TASK OBJECTIVE: Below are the records. Count the lines containing the string "жизни", and reply with the number alone.

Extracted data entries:
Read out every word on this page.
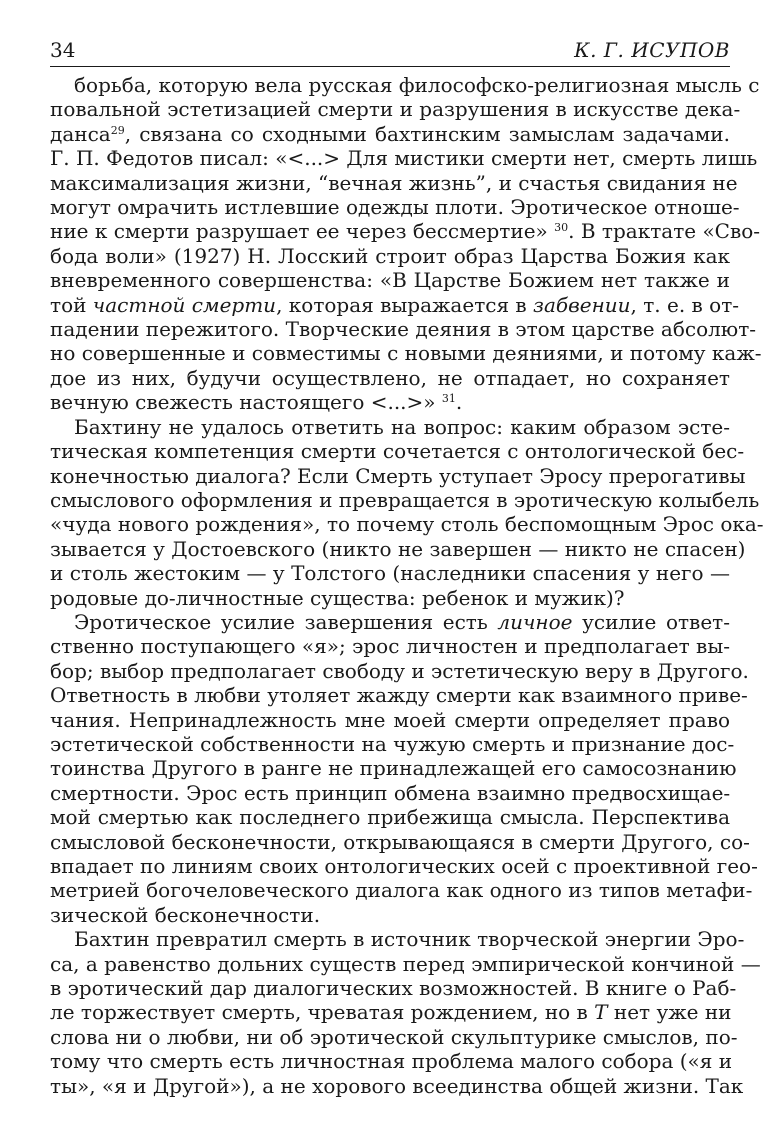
34	К. Г. ИСУПОВ
борьба, которую вела русская философско-религиозная мысль с
повальной эстетизацией смерти и разрушения в искусстве дека-
данса$^{29}$, связана со сходными бахтинским замыслам задачами.
Г. П. Федотов писал: «<...> Для мистики смерти нет, смерть лишь
максимализация жизни, “вечная жизнь”, и счастья свидания не
могут омрачить истлевшие одежды плоти. Эротическое отноше-
ние к смерти разрушает ее через бессмертие» $^{30}$. В трактате «Сво-
бода воли» (1927) Н. Лосский строит образ Царства Божия как
вневременного совершенства: «В Царстве Божием нет также и
той частной смерти, которая выражается в забвении, т. е. в от-
падении пережитого. Творческие деяния в этом царстве абсолют-
но совершенные и совместимы с новыми деяниями, и потому каж-
дое из них, будучи осуществлено, не отпадает, но сохраняет
вечную свежесть настоящего <...>» $^{31}$.
Бахтину не удалось ответить на вопрос: каким образом эсте-
тическая компетенция смерти сочетается с онтологической бес-
конечностью диалога? Если Смерть уступает Эросу прерогативы
смыслового оформления и превращается в эротическую колыбель
«чуда нового рождения», то почему столь беспомощным Эрос ока-
зывается у Достоевского (никто не завершен — никто не спасен)
и столь жестоким — у Толстого (наследники спасения у него —
родовые до-личностные существа: ребенок и мужик)?
Эротическое усилие завершения есть личное усилие ответ-
ственно поступающего «я»; эрос личностен и предполагает вы-
бор; выбор предполагает свободу и эстетическую веру в Другого.
Ответность в любви утоляет жажду смерти как взаимного приве-
чания. Непринадлежность мне моей смерти определяет право
эстетической собственности на чужую смерть и признание дос-
тоинства Другого в ранге не принадлежащей его самосознанию
смертности. Эрос есть принцип обмена взаимно предвосхищае-
мой смертью как последнего прибежища смысла. Перспектива
смысловой бесконечности, открывающаяся в смерти Другого, со-
впадает по линиям своих онтологических осей с проективной гео-
метрией богочеловеческого диалога как одного из типов метафи-
зической бесконечности.
Бахтин превратил смерть в источник творческой энергии Эро-
са, а равенство дольних существ перед эмпирической кончиной —
в эротический дар диалогических возможностей. В книге о Раб-
ле торжествует смерть, чреватая рождением, но в Т нет уже ни
слова ни о любви, ни об эротической скульптурике смыслов, по-
тому что смерть есть личностная проблема малого собора («я и
ты», «я и Другой»), а не хорового всеединства общей жизни. Так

OUTPUT OF THE TASK: 2